* Exercise aim: Write the data out again, exactly as given.

(Stored items from a collection)

• • • • •

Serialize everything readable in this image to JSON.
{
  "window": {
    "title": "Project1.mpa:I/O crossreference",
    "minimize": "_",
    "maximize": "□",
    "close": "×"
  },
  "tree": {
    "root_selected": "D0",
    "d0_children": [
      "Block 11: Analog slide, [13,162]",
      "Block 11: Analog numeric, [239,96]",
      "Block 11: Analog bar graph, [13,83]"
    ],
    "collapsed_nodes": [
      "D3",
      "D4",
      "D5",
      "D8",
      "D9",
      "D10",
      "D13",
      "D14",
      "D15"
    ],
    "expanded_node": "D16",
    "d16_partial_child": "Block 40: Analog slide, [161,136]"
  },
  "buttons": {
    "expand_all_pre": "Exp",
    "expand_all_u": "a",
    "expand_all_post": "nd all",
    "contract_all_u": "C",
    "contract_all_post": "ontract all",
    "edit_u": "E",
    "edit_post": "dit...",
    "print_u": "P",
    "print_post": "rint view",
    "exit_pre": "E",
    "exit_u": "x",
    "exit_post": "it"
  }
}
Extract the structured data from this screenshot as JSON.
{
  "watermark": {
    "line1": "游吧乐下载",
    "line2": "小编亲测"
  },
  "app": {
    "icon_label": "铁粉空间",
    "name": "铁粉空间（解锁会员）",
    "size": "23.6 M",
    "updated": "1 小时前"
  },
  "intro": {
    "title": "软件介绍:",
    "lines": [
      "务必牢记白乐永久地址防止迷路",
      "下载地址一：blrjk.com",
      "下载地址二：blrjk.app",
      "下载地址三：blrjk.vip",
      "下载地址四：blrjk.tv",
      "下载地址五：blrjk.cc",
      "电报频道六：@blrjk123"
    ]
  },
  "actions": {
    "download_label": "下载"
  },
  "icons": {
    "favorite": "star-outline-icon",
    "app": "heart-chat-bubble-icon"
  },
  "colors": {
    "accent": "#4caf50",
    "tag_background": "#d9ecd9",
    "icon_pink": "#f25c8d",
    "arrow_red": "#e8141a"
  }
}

• • • • •

* Answer to the problem:
Serialize everything readable in this image to JSON.
{
  "window": {
    "title": "Project1.mpa:I/O crossreference",
    "minimize": "_",
    "maximize": "□",
    "close": "×"
  },
  "tree": {
    "root_selected": "D0",
    "d0_children": [
      "Block 11: Analog slide, [13,162]",
      "Block 11: Analog numeric, [239,96]",
      "Block 11: Analog bar graph, [13,83]"
    ],
    "collapsed_nodes": [
      "D3",
      "D4",
      "D5",
      "D8",
      "D9",
      "D10",
      "D13",
      "D14",
      "D15"
    ],
    "expanded_node": "D16",
    "d16_partial_child": "Block 40: Analog slide, [161,136]"
  },
  "buttons": {
    "expand_all_pre": "Exp",
    "expand_all_u": "a",
    "expand_all_post": "nd all",
    "contract_all_u": "C",
    "contract_all_post": "ontract all",
    "edit_u": "E",
    "edit_post": "dit...",
    "print_u": "P",
    "print_post": "rint view",
    "exit_pre": "E",
    "exit_u": "x",
    "exit_post": "it"
  }
}
Extract the structured data from this screenshot as JSON.
{
  "watermark": {
    "line1": "游吧乐下载",
    "line2": "小编亲测"
  },
  "app": {
    "icon_label": "铁粉空间",
    "name": "铁粉空间（解锁会员）",
    "size": "23.6 M",
    "updated": "1 小时前"
  },
  "intro": {
    "title": "软件介绍:",
    "lines": [
      "务必牢记白乐永久地址防止迷路",
      "下载地址一：blrjk.com",
      "下载地址二：blrjk.app",
      "下载地址三：blrjk.vip",
      "下载地址四：blrjk.tv",
      "下载地址五：blrjk.cc",
      "电报频道六：@blrjk123"
    ]
  },
  "actions": {
    "download_label": "下载"
  },
  "icons": {
    "favorite": "star-outline-icon",
    "app": "heart-chat-bubble-icon"
  },
  "colors": {
    "accent": "#4caf50",
    "tag_background": "#d9ecd9",
    "icon_pink": "#f25c8d",
    "arrow_red": "#e8141a"
  }
}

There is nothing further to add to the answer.